- **What to produce**
Edit the rows from the line with "bullet-list-icon[interactable] [1102,880,1122,900]" up to and including the line with "bullet-list-icon[interactable] [293,1161,313,1181]" by replacing "link-icon" with "hyperlink-icon" and leaving everything else unchanged. Output only those lines.

- **Listed records**

## BEGIN

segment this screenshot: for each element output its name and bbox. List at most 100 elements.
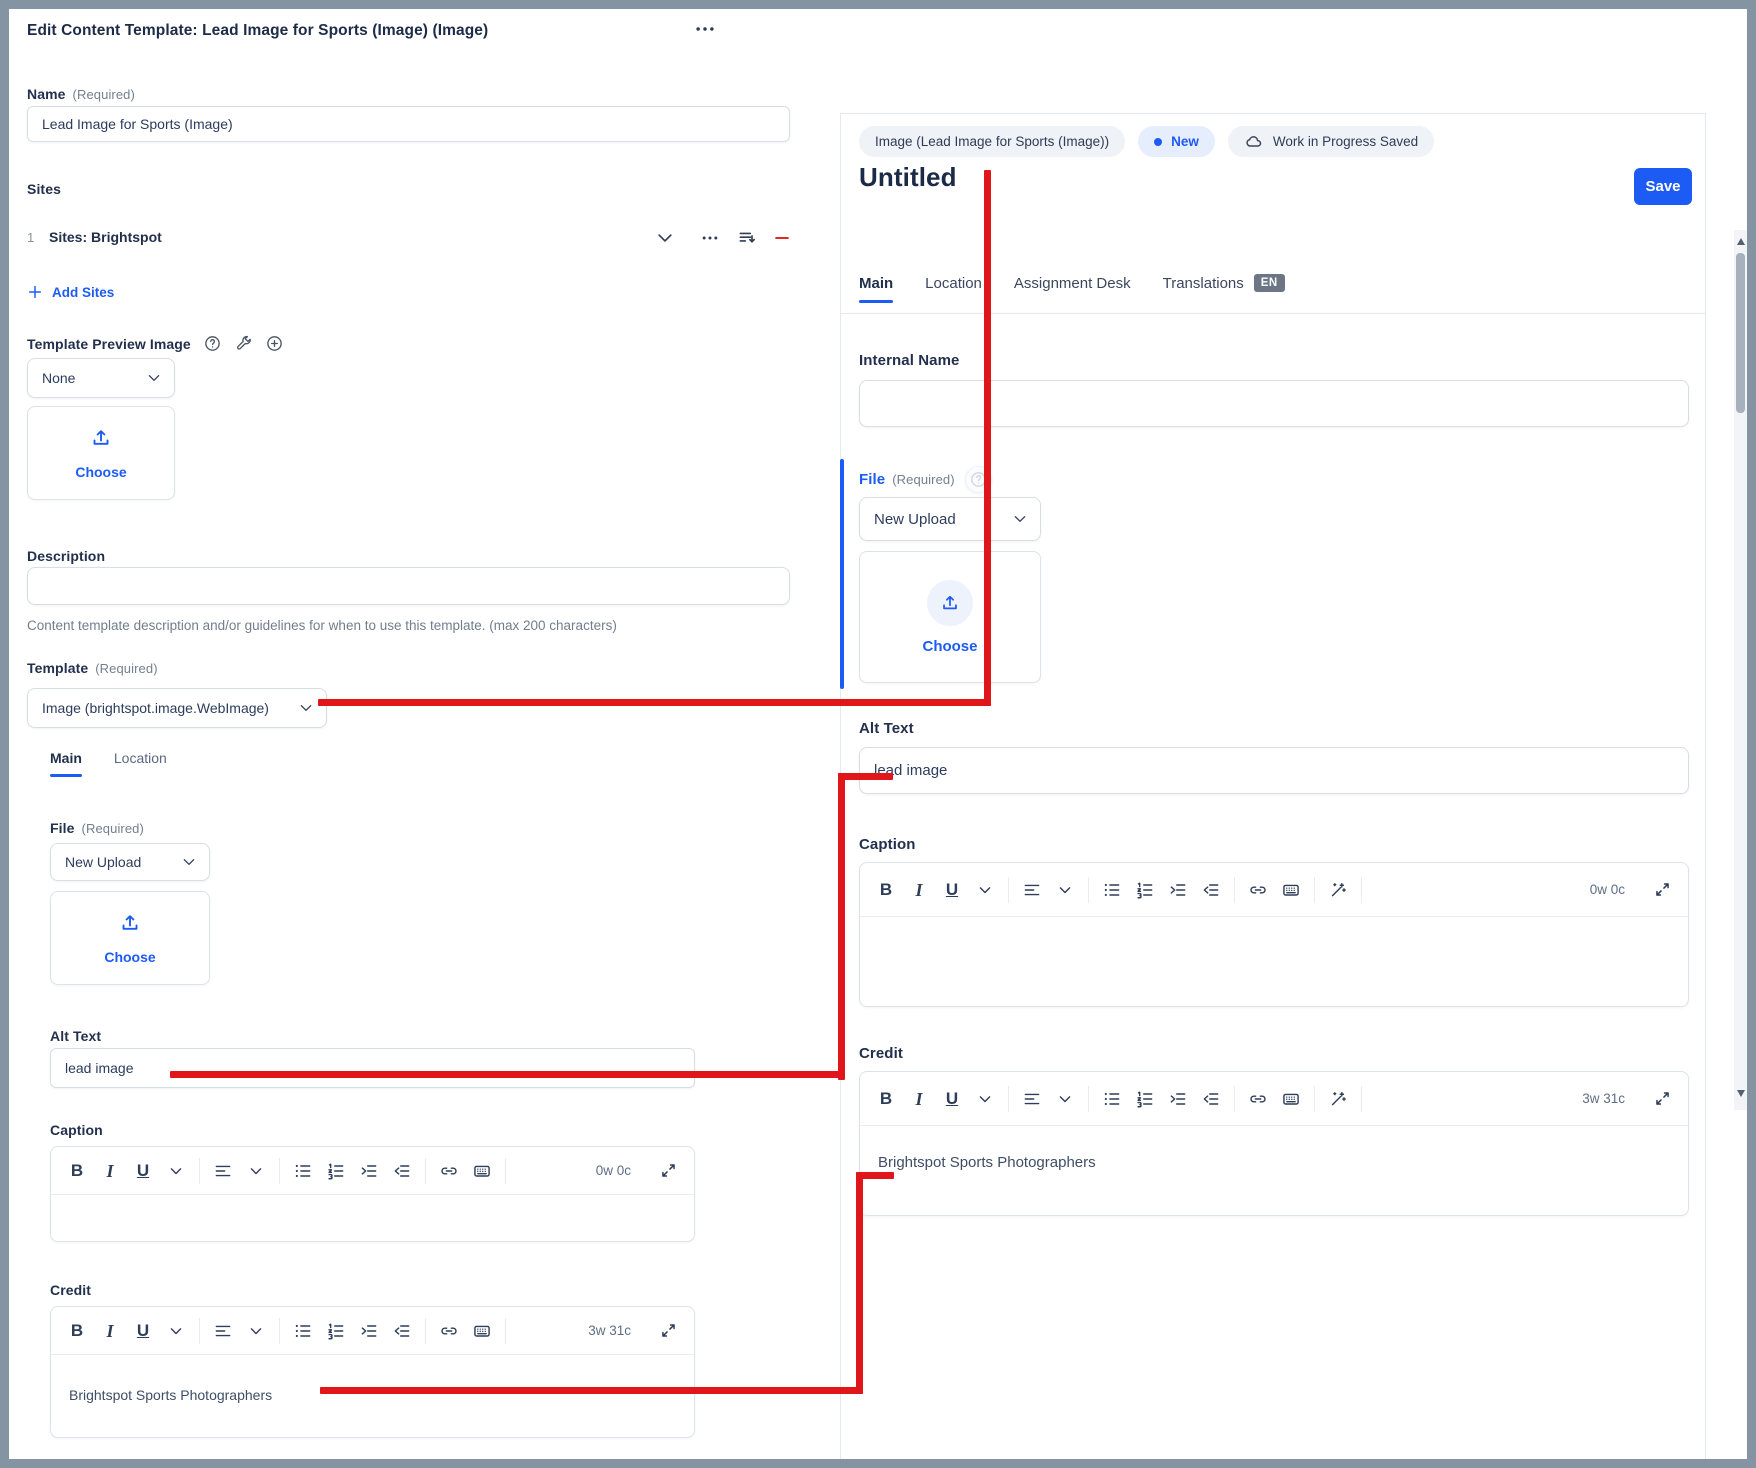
bullet-list-icon[interactable] [1102,880,1122,900]
link-icon[interactable] [1248,1089,1268,1109]
template-preview-select[interactable]: None [27,358,175,398]
caption-content[interactable] [860,917,1688,943]
credit-editor[interactable]: B I U 3w 31c Brightspot Sports Photographe… [50,1306,695,1438]
link-icon[interactable] [439,1321,459,1341]
chevron-down-icon[interactable] [1055,1089,1075,1109]
wrench-icon[interactable] [234,334,253,353]
tab-assignment-desk[interactable]: Assignment Desk [1013,275,1131,292]
link-icon[interactable] [1248,880,1268,900]
help-icon[interactable] [203,334,222,353]
italic-icon[interactable]: I [106,1160,114,1181]
bullet-list-icon[interactable] [293,1161,313,1181]
tab-location[interactable]: Location [925,275,982,292]
magic-wand-icon[interactable] [1328,1089,1348,1109]
name-input[interactable] [27,106,790,142]
chevron-down-icon[interactable] [655,228,675,248]
scrollbar-down-arrow-icon[interactable] [1737,1090,1745,1097]
outdent-icon[interactable] [392,1321,412,1341]
italic-icon[interactable]: I [915,1088,923,1109]
keyboard-icon[interactable] [472,1161,492,1181]
chevron-down-icon[interactable] [246,1321,266,1341]
tab-translations[interactable]: Translations EN [1163,274,1285,303]
credit-content[interactable]: Brightspot Sports Photographers [878,1154,1096,1171]
chevron-down-icon[interactable] [975,1089,995,1109]
file-upload-select[interactable]: New Upload [859,497,1041,541]
indent-icon[interactable] [359,1161,379,1181]
caption-content[interactable] [51,1195,694,1221]
workflow-chip[interactable]: Work in Progress Saved [1227,126,1435,157]
caption-editor[interactable]: B I U 0w 0c [859,862,1689,1007]
underline-icon[interactable]: U [136,1321,150,1340]
italic-icon[interactable]: I [106,1320,114,1341]
add-sites-link[interactable]: Add Sites [27,284,114,300]
playlist-add-icon[interactable] [737,228,757,248]
remove-site-icon[interactable] [772,228,792,248]
save-button[interactable]: Save [1634,168,1692,205]
chevron-down-icon[interactable] [975,880,995,900]
template-select[interactable]: Image (brightspot.image.WebImage) [27,688,327,728]
outdent-icon[interactable] [392,1161,412,1181]
chevron-down-icon[interactable] [166,1161,186,1181]
align-left-icon[interactable] [1022,880,1042,900]
keyboard-icon[interactable] [1281,880,1301,900]
status-badge[interactable]: New [1138,126,1215,157]
expand-icon[interactable] [1653,1089,1672,1108]
scrollbar-thumb[interactable] [1736,253,1745,413]
chevron-down-icon[interactable] [166,1321,186,1341]
credit-content[interactable]: Brightspot Sports Photographers [69,1387,273,1403]
alt-text-input[interactable] [50,1048,695,1088]
keyboard-icon[interactable] [1281,1089,1301,1109]
tab-main[interactable]: Main [50,750,82,777]
align-left-icon[interactable] [213,1161,233,1181]
italic-icon[interactable]: I [915,879,923,900]
indent-icon[interactable] [1168,880,1188,900]
chevron-down-icon[interactable] [1055,880,1075,900]
file-choose-box[interactable]: Choose [50,891,210,985]
chevron-down-icon[interactable] [246,1161,266,1181]
description-input[interactable] [27,567,790,605]
caption-editor[interactable]: B I U 0w 0c [50,1146,695,1242]
numbered-list-icon[interactable] [326,1321,346,1341]
outdent-icon[interactable] [1201,1089,1221,1109]
keyboard-icon[interactable] [472,1321,492,1341]
expand-icon[interactable] [659,1161,678,1180]
tab-location[interactable]: Location [113,750,167,766]
bold-icon[interactable]: B [879,1089,893,1108]
indent-icon[interactable] [359,1321,379,1341]
more-options-icon[interactable] [694,18,716,40]
template-preview-choose-box[interactable]: Choose [27,406,175,500]
internal-name-input[interactable] [859,380,1689,427]
magic-wand-icon[interactable] [1328,880,1348,900]
content-type-chip[interactable]: Image (Lead Image for Sports (Image)) [859,126,1126,157]
add-circle-icon[interactable] [265,334,284,353]
outdent-icon[interactable] [1201,880,1221,900]
bold-icon[interactable]: B [879,880,893,899]
underline-icon[interactable]: U [945,880,959,899]
numbered-list-icon[interactable] [1135,1089,1155,1109]
upload-icon [118,911,142,935]
file-upload-select[interactable]: New Upload [50,843,210,881]
align-left-icon[interactable] [213,1321,233,1341]
underline-icon[interactable]: U [945,1089,959,1108]
align-left-icon[interactable] [1022,1089,1042,1109]
ellipsis-icon[interactable] [700,228,720,248]
scrollbar-up-arrow-icon[interactable] [1737,238,1745,245]
expand-icon[interactable] [659,1321,678,1340]
bold-icon[interactable]: B [70,1161,84,1180]
file-choose-box[interactable]: Choose [859,551,1041,683]
alt-text-input[interactable] [859,747,1689,794]
tab-main[interactable]: Main [859,275,894,303]
link-icon[interactable] [439,1161,459,1181]
indent-icon[interactable] [1168,1089,1188,1109]
bold-icon[interactable]: B [70,1321,84,1340]
underline-icon[interactable]: U [136,1161,150,1180]
bullet-list-icon[interactable] [1102,1089,1122,1109]
credit-editor[interactable]: B I U 3w 31c Brightspot Sports Photographe… [859,1071,1689,1216]
numbered-list-icon[interactable] [326,1161,346,1181]
numbered-list-icon[interactable] [1135,880,1155,900]
expand-icon[interactable] [1653,880,1672,899]
sites-row[interactable]: 1 Sites: Brightspot [27,222,790,252]
chevron-down-icon [181,854,197,870]
bullet-list-icon[interactable] [293,1321,313,1341]
scrollbar-track[interactable] [1734,230,1747,1110]
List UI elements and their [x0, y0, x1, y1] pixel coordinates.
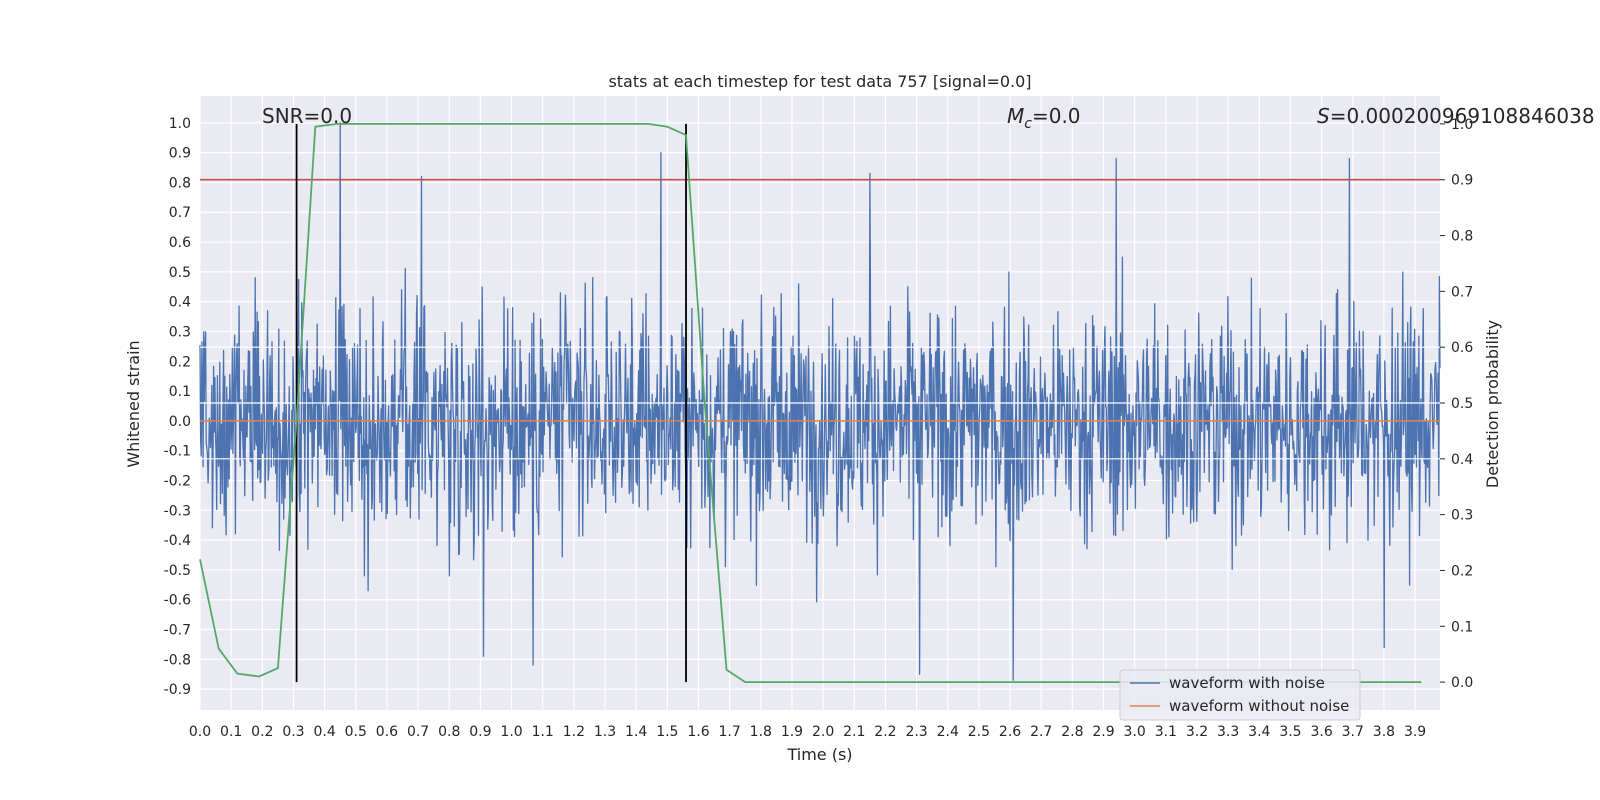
x-tick-label: 1.4 — [625, 724, 647, 740]
y-axis-ticks: 1.0 0.9 0.8 0.7 0.6 0.5 0.4 0.3 0.2 0.1 0.0 -0.1 -0.… — [164, 116, 191, 698]
x-tick-label: 2.4 — [937, 724, 959, 740]
x-tick-label: 1.8 — [750, 724, 772, 740]
x-tick-label: 3.9 — [1404, 724, 1426, 740]
y-tick-label: 1.0 — [169, 116, 191, 132]
x-tick-label: 1.7 — [719, 724, 741, 740]
x-tick-label: 3.3 — [1217, 724, 1239, 740]
x-tick-label: 3.5 — [1279, 724, 1301, 740]
x-tick-label: 2.7 — [1030, 724, 1052, 740]
chart-title: stats at each timestep for test data 757… — [608, 72, 1031, 91]
x-tick-label: 2.3 — [905, 724, 927, 740]
x-tick-label: 2.5 — [968, 724, 990, 740]
mc-symbol: M — [1007, 104, 1024, 128]
legend: waveform with noise waveform without noi… — [1119, 669, 1361, 721]
y-tick-label: -0.4 — [164, 533, 191, 549]
y-right-axis-ticks: 1.0 0.9 0.8 0.7 0.6 0.5 0.4 0.3 0.2 0.1 0.0 — [1440, 117, 1473, 691]
x-tick-label: 0.3 — [282, 724, 304, 740]
y-right-tick-label: 0.6 — [1451, 340, 1473, 356]
y-right-tick-label: 0.1 — [1451, 619, 1473, 635]
x-tick-label: 1.2 — [563, 724, 585, 740]
snr-annotation: SNR=0.0 — [262, 104, 352, 128]
y-right-tick-label: 1.0 — [1451, 117, 1473, 133]
y-tick-label: -0.9 — [164, 682, 191, 698]
y-tick-label: 0.1 — [169, 384, 191, 400]
y-right-axis-label: Detection probability — [1483, 320, 1502, 488]
x-tick-label: 2.2 — [874, 724, 896, 740]
x-tick-label: 0.8 — [438, 724, 460, 740]
x-tick-label: 0.5 — [345, 724, 367, 740]
x-tick-label: 0.1 — [220, 724, 242, 740]
x-tick-label: 3.8 — [1373, 724, 1395, 740]
y-tick-label: 0.7 — [169, 205, 191, 221]
legend-box — [1119, 669, 1361, 721]
x-tick-label: 2.8 — [1061, 724, 1083, 740]
x-tick-label: 3.0 — [1124, 724, 1146, 740]
x-tick-label: 2.6 — [999, 724, 1021, 740]
x-tick-label: 3.7 — [1342, 724, 1364, 740]
x-tick-label: 0.9 — [469, 724, 491, 740]
overlay-lines — [200, 123, 1440, 683]
y-tick-label: 0.0 — [169, 414, 191, 430]
x-tick-label: 3.4 — [1248, 724, 1270, 740]
x-tick-label: 3.1 — [1155, 724, 1177, 740]
y-tick-label: 0.8 — [169, 175, 191, 191]
x-tick-label: 0.0 — [189, 724, 211, 740]
y-tick-label: -0.5 — [164, 563, 191, 579]
y-right-tick-label: 0.0 — [1451, 675, 1473, 691]
chirp-mass-annotation: Mc=0.0 — [1007, 104, 1081, 132]
y-tick-label: -0.8 — [164, 652, 191, 668]
mc-value: =0.0 — [1032, 104, 1081, 128]
legend-clean-label: waveform without noise — [1169, 697, 1349, 715]
x-tick-label: 1.9 — [781, 724, 803, 740]
x-tick-label: 2.9 — [1092, 724, 1114, 740]
legend-noise-label: waveform with noise — [1169, 674, 1325, 692]
y-tick-label: 0.3 — [169, 324, 191, 340]
x-tick-label: 2.1 — [843, 724, 865, 740]
y-right-tick-label: 0.5 — [1451, 396, 1473, 412]
x-tick-label: 1.3 — [594, 724, 616, 740]
x-tick-label: 2.0 — [812, 724, 834, 740]
x-tick-label: 1.0 — [500, 724, 522, 740]
y-right-tick-label: 0.8 — [1451, 229, 1473, 245]
y-tick-label: 0.6 — [169, 235, 191, 251]
noise-series — [199, 122, 1441, 681]
x-tick-label: 0.6 — [376, 724, 398, 740]
y-tick-label: 0.4 — [169, 295, 191, 311]
y-axis-label: Whitened strain — [124, 340, 143, 467]
y-tick-label: -0.6 — [164, 593, 191, 609]
y-tick-label: 0.5 — [169, 265, 191, 281]
y-right-tick-label: 0.4 — [1451, 452, 1473, 468]
noise-line — [199, 122, 1441, 681]
x-tick-label: 0.2 — [251, 724, 273, 740]
x-tick-label: 0.7 — [407, 724, 429, 740]
x-axis-label: Time (s) — [786, 745, 852, 764]
s-annotation: S=0.00020096910884603​8 — [1317, 104, 1595, 128]
y-right-tick-label: 0.3 — [1451, 508, 1473, 524]
x-tick-label: 3.2 — [1186, 724, 1208, 740]
x-tick-label: 3.6 — [1310, 724, 1332, 740]
x-tick-label: 1.5 — [656, 724, 678, 740]
y-tick-label: -0.3 — [164, 503, 191, 519]
x-tick-label: 1.6 — [687, 724, 709, 740]
x-tick-label: 1.1 — [532, 724, 554, 740]
x-axis-ticks: 0.0 0.1 0.2 0.3 0.4 0.5 0.6 0.7 0.8 0.9 1.0 1.1 1.2 1… — [189, 724, 1426, 740]
y-tick-label: -0.1 — [164, 444, 191, 460]
s-value: =0.00020096910884603​8 — [1330, 104, 1595, 128]
y-tick-label: -0.7 — [164, 623, 191, 639]
y-tick-label: 0.9 — [169, 146, 191, 162]
y-tick-label: -0.2 — [164, 473, 191, 489]
y-tick-label: 0.2 — [169, 354, 191, 370]
s-symbol: S — [1317, 104, 1330, 128]
y-right-tick-label: 0.2 — [1451, 563, 1473, 579]
mc-subscript: c — [1024, 116, 1032, 132]
y-right-tick-label: 0.7 — [1451, 284, 1473, 300]
x-tick-label: 0.4 — [313, 724, 335, 740]
y-right-tick-label: 0.9 — [1451, 173, 1473, 189]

## END

- **Output for this exercise**
bullet-list-icon[interactable] [1102,880,1122,900]
hyperlink-icon[interactable] [1248,1089,1268,1109]
template-preview-select[interactable]: None [27,358,175,398]
caption-content[interactable] [860,917,1688,943]
credit-editor[interactable]: B I U 3w 31c Brightspot Sports Photographe… [50,1306,695,1438]
hyperlink-icon[interactable] [439,1321,459,1341]
chevron-down-icon[interactable] [1055,1089,1075,1109]
wrench-icon[interactable] [234,334,253,353]
tab-assignment-desk[interactable]: Assignment Desk [1013,275,1131,292]
hyperlink-icon[interactable] [1248,880,1268,900]
help-icon[interactable] [203,334,222,353]
italic-icon[interactable]: I [106,1160,114,1181]
bullet-list-icon[interactable] [293,1161,313,1181]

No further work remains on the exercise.